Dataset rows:
--- Begin ---

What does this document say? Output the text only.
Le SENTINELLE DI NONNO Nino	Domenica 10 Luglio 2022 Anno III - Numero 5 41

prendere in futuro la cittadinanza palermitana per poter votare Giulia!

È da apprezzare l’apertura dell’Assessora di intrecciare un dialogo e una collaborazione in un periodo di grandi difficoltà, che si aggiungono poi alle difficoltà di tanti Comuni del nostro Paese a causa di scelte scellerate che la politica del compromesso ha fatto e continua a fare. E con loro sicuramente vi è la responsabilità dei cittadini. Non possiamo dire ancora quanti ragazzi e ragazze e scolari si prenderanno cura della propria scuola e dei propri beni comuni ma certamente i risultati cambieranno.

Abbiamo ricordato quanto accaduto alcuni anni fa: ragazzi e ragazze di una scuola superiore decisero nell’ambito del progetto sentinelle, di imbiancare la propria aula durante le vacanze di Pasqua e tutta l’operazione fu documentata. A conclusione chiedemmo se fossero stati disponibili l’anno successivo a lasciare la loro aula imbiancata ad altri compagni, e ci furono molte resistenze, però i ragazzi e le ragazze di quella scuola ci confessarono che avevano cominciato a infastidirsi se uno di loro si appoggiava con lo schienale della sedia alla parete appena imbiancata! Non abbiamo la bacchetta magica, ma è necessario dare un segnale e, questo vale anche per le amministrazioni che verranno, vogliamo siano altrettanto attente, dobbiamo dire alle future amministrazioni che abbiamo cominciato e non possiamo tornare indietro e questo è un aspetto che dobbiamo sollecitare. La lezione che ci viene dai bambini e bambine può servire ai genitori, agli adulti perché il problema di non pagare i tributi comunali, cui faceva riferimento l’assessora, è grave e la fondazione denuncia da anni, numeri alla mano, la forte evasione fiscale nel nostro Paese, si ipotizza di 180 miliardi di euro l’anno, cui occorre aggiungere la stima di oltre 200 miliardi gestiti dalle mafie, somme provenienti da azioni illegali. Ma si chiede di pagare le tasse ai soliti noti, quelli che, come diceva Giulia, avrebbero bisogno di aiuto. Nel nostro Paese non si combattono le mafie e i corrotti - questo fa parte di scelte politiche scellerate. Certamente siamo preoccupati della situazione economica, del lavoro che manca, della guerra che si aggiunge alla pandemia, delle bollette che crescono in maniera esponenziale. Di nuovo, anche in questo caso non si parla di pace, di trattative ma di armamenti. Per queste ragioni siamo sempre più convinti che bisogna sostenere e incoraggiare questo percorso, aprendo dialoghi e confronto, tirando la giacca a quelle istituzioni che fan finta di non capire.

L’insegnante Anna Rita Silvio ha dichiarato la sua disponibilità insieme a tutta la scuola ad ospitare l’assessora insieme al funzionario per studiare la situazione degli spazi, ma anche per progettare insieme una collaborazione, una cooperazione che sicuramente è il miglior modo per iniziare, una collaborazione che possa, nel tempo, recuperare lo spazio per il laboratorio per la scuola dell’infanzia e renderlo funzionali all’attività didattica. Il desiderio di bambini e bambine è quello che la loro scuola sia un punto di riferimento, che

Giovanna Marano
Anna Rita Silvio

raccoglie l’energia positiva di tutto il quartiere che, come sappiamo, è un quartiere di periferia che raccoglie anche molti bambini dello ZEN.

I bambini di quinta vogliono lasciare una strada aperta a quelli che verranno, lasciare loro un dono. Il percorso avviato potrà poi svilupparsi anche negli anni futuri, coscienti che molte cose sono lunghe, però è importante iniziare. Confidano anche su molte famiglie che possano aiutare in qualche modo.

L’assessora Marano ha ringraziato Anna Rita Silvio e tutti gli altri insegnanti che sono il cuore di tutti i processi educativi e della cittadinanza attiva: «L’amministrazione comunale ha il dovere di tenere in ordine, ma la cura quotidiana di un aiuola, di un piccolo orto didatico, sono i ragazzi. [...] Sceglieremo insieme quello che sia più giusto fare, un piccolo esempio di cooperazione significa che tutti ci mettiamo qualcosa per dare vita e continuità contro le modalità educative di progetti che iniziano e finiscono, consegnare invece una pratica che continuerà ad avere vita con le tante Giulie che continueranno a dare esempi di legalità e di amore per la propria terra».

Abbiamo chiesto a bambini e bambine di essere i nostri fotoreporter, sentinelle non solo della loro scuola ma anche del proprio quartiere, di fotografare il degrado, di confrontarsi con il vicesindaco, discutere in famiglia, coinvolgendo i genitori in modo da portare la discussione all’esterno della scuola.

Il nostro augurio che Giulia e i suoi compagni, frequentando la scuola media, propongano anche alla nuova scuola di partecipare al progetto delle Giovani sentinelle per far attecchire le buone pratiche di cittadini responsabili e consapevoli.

--- End ---
--- Begin ---

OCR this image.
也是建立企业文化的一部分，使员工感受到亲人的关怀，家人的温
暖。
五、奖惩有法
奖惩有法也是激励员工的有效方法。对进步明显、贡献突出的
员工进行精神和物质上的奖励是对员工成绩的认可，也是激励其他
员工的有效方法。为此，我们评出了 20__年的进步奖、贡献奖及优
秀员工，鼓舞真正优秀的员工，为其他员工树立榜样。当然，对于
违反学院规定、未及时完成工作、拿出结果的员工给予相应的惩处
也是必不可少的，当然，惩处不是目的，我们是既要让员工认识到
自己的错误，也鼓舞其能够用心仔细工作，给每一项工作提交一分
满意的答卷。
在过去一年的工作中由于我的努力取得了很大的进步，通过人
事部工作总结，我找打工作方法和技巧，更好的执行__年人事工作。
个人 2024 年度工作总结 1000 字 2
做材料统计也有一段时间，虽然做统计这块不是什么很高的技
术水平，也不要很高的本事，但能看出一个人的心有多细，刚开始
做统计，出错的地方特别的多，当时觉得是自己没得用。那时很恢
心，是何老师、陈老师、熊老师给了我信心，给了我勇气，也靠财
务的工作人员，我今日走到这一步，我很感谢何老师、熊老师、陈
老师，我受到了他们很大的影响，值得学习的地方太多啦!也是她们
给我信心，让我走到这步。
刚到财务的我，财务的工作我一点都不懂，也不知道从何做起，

--- End ---

> [GIVEN TASK] Select every line of the records holding the string "quartiere".

> [EXPECTED ANSWER]
raccoglie l’energia positiva di tutto il quartiere che, come sappiamo, è un quartiere di periferia che raccoglie anche molti bambini dello ZEN.
Abbiamo chiesto a bambini e bambine di essere i nostri fotoreporter, sentinelle non solo della loro scuola ma anche del proprio quartiere, di fotografare il degrado, di confrontarsi con il vicesindaco, discutere in famiglia, coinvolgendo i genitori in modo da portare la discussione all’esterno della scuola.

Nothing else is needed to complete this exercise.